Figure content listings
===============

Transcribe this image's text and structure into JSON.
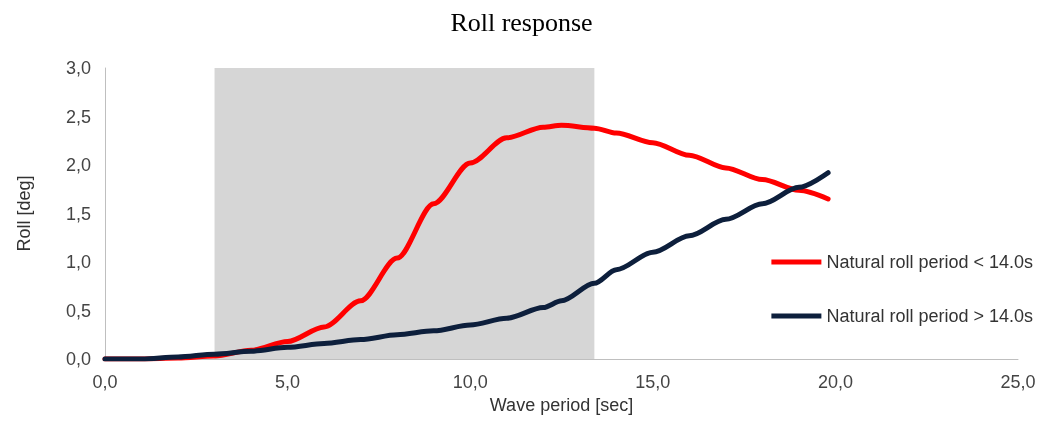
{
  "chart_data": {
    "type": "line",
    "title": "Roll response",
    "xlabel": "Wave period [sec]",
    "ylabel": "Roll [deg]",
    "xlim": [
      0,
      25
    ],
    "xticks": [
      {
        "value": 0,
        "label": "0,0"
      },
      {
        "value": 5,
        "label": "5,0"
      },
      {
        "value": 10,
        "label": "10,0"
      },
      {
        "value": 15,
        "label": "15,0"
      },
      {
        "value": 20,
        "label": "20,0"
      },
      {
        "value": 25,
        "label": "25,0"
      }
    ],
    "ylim": [
      0,
      3
    ],
    "yticks": [
      {
        "value": 0,
        "label": "0,0"
      },
      {
        "value": 0.5,
        "label": "0,5"
      },
      {
        "value": 1,
        "label": "1,0"
      },
      {
        "value": 1.5,
        "label": "1,5"
      },
      {
        "value": 2,
        "label": "2,0"
      },
      {
        "value": 2.5,
        "label": "2,5"
      },
      {
        "value": 3,
        "label": "3,0"
      }
    ],
    "x": [
      0,
      1,
      2,
      3,
      4,
      5,
      6,
      7,
      8,
      9,
      10,
      11,
      12,
      12.5,
      13.4,
      14,
      15,
      16,
      17,
      18,
      19,
      19.8
    ],
    "series": [
      {
        "name": "Natural roll period < 14.0s",
        "color": "#ff0000",
        "values": [
          0,
          0,
          0.01,
          0.03,
          0.09,
          0.18,
          0.33,
          0.6,
          1.04,
          1.6,
          2.02,
          2.28,
          2.39,
          2.41,
          2.38,
          2.33,
          2.23,
          2.1,
          1.97,
          1.85,
          1.74,
          1.65
        ]
      },
      {
        "name": "Natural roll period > 14.0s",
        "color": "#0d1f3c",
        "values": [
          0,
          0,
          0.02,
          0.05,
          0.08,
          0.12,
          0.16,
          0.2,
          0.25,
          0.29,
          0.35,
          0.42,
          0.53,
          0.6,
          0.78,
          0.92,
          1.1,
          1.27,
          1.44,
          1.6,
          1.77,
          1.92
        ]
      }
    ],
    "bands": [
      {
        "axis": "x",
        "from": 3,
        "to": 13.4,
        "color": "#c8c8c8"
      }
    ],
    "grid": false,
    "legend": "right",
    "marker": "none",
    "line_style": "solid"
  }
}
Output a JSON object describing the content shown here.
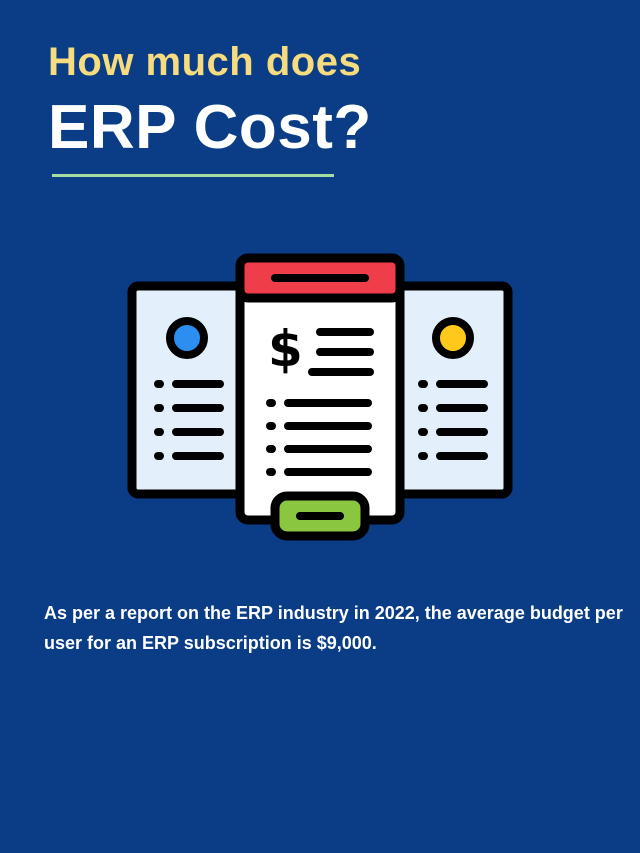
{
  "header": {
    "subtitle": "How much does",
    "title": "ERP Cost?"
  },
  "illustration": {
    "icon": "invoice-price-list-icon",
    "symbol": "$",
    "colors": {
      "background": "#0a3d86",
      "accent_red": "#ef3e4a",
      "accent_green": "#8ac63f",
      "dot_blue": "#2b8ef0",
      "dot_yellow": "#ffc81a",
      "panel_light": "#e3f0fc",
      "panel_white": "#ffffff"
    }
  },
  "body": {
    "text": "As per a report on the ERP industry in 2022, the average budget per user for an ERP subscription is $9,000."
  }
}
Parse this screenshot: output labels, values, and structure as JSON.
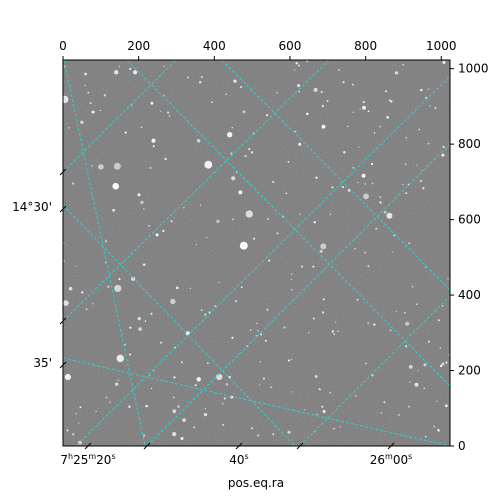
{
  "chart_data": {
    "type": "image",
    "xlabel": "pos.eq.ra",
    "top_axis": {
      "range": [
        0,
        1023
      ],
      "ticks": [
        0,
        200,
        400,
        600,
        800,
        1000
      ],
      "labels": [
        "0",
        "200",
        "400",
        "600",
        "800",
        "1000"
      ]
    },
    "right_axis": {
      "range": [
        0,
        1023
      ],
      "ticks": [
        0,
        200,
        400,
        600,
        800,
        1000
      ],
      "labels": [
        "0",
        "200",
        "400",
        "600",
        "800",
        "1000"
      ]
    },
    "ra_ticks": [
      {
        "main": "7",
        "main_sup": "h",
        "mid": "25",
        "mid_sup": "m",
        "sec": "20",
        "sec_sup": "s"
      },
      {
        "main": "",
        "main_sup": "",
        "mid": "",
        "mid_sup": "",
        "sec": "40",
        "sec_sup": "s"
      },
      {
        "main": "",
        "main_sup": "",
        "mid": "26",
        "mid_sup": "m",
        "sec": "00",
        "sec_sup": "s"
      }
    ],
    "dec_ticks": [
      "14°30'",
      "35'"
    ],
    "grid": true,
    "grid_color": "#2fd0d0",
    "background_color": "#7a7a7a"
  }
}
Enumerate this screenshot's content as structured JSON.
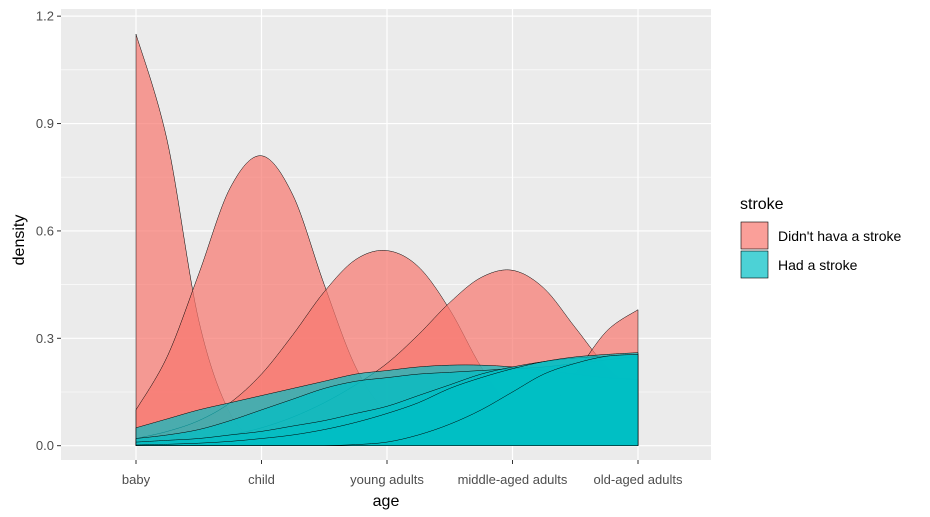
{
  "chart_data": {
    "type": "area",
    "xlabel": "age",
    "ylabel": "density",
    "categories": [
      "baby",
      "child",
      "young adults",
      "middle-aged adults",
      "old-aged adults"
    ],
    "ylim": [
      -0.04,
      1.22
    ],
    "yticks": [
      0.0,
      0.3,
      0.6,
      0.9,
      1.2
    ],
    "yticklabels": [
      "0.0",
      "0.3",
      "0.6",
      "0.9",
      "1.2"
    ],
    "grid": true,
    "legend": {
      "title": "stroke",
      "placement": "right",
      "entries": [
        "Didn't hava a stroke",
        "Had a stroke"
      ]
    },
    "colors": {
      "Didn't hava a stroke": "#F8766D",
      "Had a stroke": "#00BFC4"
    },
    "series": [
      {
        "group": "Didn't hava a stroke",
        "level": "baby",
        "x": [
          1,
          1.25,
          1.5,
          1.75,
          2,
          2.25,
          2.5,
          2.75,
          3,
          3.25,
          3.5,
          3.75,
          4,
          4.25,
          4.5,
          4.75,
          5
        ],
        "values": [
          1.15,
          0.85,
          0.35,
          0.09,
          0.01,
          0.002,
          0,
          0,
          0,
          0,
          0,
          0,
          0,
          0,
          0,
          0,
          0
        ]
      },
      {
        "group": "Didn't hava a stroke",
        "level": "child",
        "x": [
          1,
          1.25,
          1.5,
          1.75,
          2,
          2.25,
          2.5,
          2.75,
          3,
          3.25,
          3.5,
          3.75,
          4,
          4.25,
          4.5,
          4.75,
          5
        ],
        "values": [
          0.1,
          0.25,
          0.48,
          0.72,
          0.81,
          0.7,
          0.45,
          0.22,
          0.09,
          0.03,
          0.01,
          0,
          0,
          0,
          0,
          0,
          0
        ]
      },
      {
        "group": "Didn't hava a stroke",
        "level": "young adults",
        "x": [
          1,
          1.25,
          1.5,
          1.75,
          2,
          2.25,
          2.5,
          2.75,
          3,
          3.25,
          3.5,
          3.75,
          4,
          4.25,
          4.5,
          4.75,
          5
        ],
        "values": [
          0.02,
          0.04,
          0.07,
          0.12,
          0.2,
          0.31,
          0.43,
          0.52,
          0.545,
          0.5,
          0.38,
          0.22,
          0.1,
          0.04,
          0.015,
          0.005,
          0
        ]
      },
      {
        "group": "Didn't hava a stroke",
        "level": "middle-aged adults",
        "x": [
          1,
          1.25,
          1.5,
          1.75,
          2,
          2.25,
          2.5,
          2.75,
          3,
          3.25,
          3.5,
          3.75,
          4,
          4.25,
          4.5,
          4.75,
          5
        ],
        "values": [
          0.01,
          0.01,
          0.02,
          0.03,
          0.05,
          0.08,
          0.12,
          0.17,
          0.23,
          0.31,
          0.4,
          0.47,
          0.49,
          0.44,
          0.33,
          0.22,
          0.15
        ]
      },
      {
        "group": "Didn't hava a stroke",
        "level": "old-aged adults",
        "x": [
          1,
          1.25,
          1.5,
          1.75,
          2,
          2.25,
          2.5,
          2.75,
          3,
          3.25,
          3.5,
          3.75,
          4,
          4.25,
          4.5,
          4.75,
          5
        ],
        "values": [
          0,
          0,
          0,
          0,
          0,
          0,
          0,
          0,
          0,
          0,
          0,
          0.005,
          0.02,
          0.08,
          0.2,
          0.32,
          0.38
        ]
      },
      {
        "group": "Had a stroke",
        "level": "baby",
        "x": [
          1,
          1.25,
          1.5,
          1.75,
          2,
          2.25,
          2.5,
          2.75,
          3,
          3.25,
          3.5,
          3.75,
          4,
          4.25,
          4.5,
          4.75,
          5
        ],
        "values": [
          0.05,
          0.075,
          0.1,
          0.12,
          0.14,
          0.16,
          0.18,
          0.2,
          0.21,
          0.22,
          0.225,
          0.225,
          0.22,
          0.21,
          0.2,
          0.19,
          0.185
        ]
      },
      {
        "group": "Had a stroke",
        "level": "child",
        "x": [
          1,
          1.25,
          1.5,
          1.75,
          2,
          2.25,
          2.5,
          2.75,
          3,
          3.25,
          3.5,
          3.75,
          4,
          4.25,
          4.5,
          4.75,
          5
        ],
        "values": [
          0.02,
          0.03,
          0.045,
          0.07,
          0.1,
          0.13,
          0.16,
          0.18,
          0.19,
          0.2,
          0.205,
          0.21,
          0.215,
          0.22,
          0.23,
          0.24,
          0.25
        ]
      },
      {
        "group": "Had a stroke",
        "level": "young adults",
        "x": [
          1,
          1.25,
          1.5,
          1.75,
          2,
          2.25,
          2.5,
          2.75,
          3,
          3.25,
          3.5,
          3.75,
          4,
          4.25,
          4.5,
          4.75,
          5
        ],
        "values": [
          0.01,
          0.015,
          0.02,
          0.03,
          0.04,
          0.055,
          0.07,
          0.09,
          0.11,
          0.14,
          0.17,
          0.2,
          0.22,
          0.235,
          0.245,
          0.25,
          0.255
        ]
      },
      {
        "group": "Had a stroke",
        "level": "middle-aged adults",
        "x": [
          1,
          1.25,
          1.5,
          1.75,
          2,
          2.25,
          2.5,
          2.75,
          3,
          3.25,
          3.5,
          3.75,
          4,
          4.25,
          4.5,
          4.75,
          5
        ],
        "values": [
          0.002,
          0.004,
          0.007,
          0.012,
          0.02,
          0.03,
          0.045,
          0.065,
          0.09,
          0.12,
          0.16,
          0.19,
          0.215,
          0.235,
          0.248,
          0.255,
          0.26
        ]
      },
      {
        "group": "Had a stroke",
        "level": "old-aged adults",
        "x": [
          1,
          1.25,
          1.5,
          1.75,
          2,
          2.25,
          2.5,
          2.75,
          3,
          3.25,
          3.5,
          3.75,
          4,
          4.25,
          4.5,
          4.75,
          5
        ],
        "values": [
          0,
          0,
          0,
          0,
          0,
          0,
          0,
          0.003,
          0.01,
          0.03,
          0.06,
          0.1,
          0.15,
          0.2,
          0.23,
          0.25,
          0.255
        ]
      }
    ]
  }
}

===============

■ **Directions**: Display every line of the listing that contains the string "screenshot".

■ **Result of the exercise**:
Parse this screenshot: output labels, values, and structure as JSON.
Enumerate this screenshot's content as structured JSON.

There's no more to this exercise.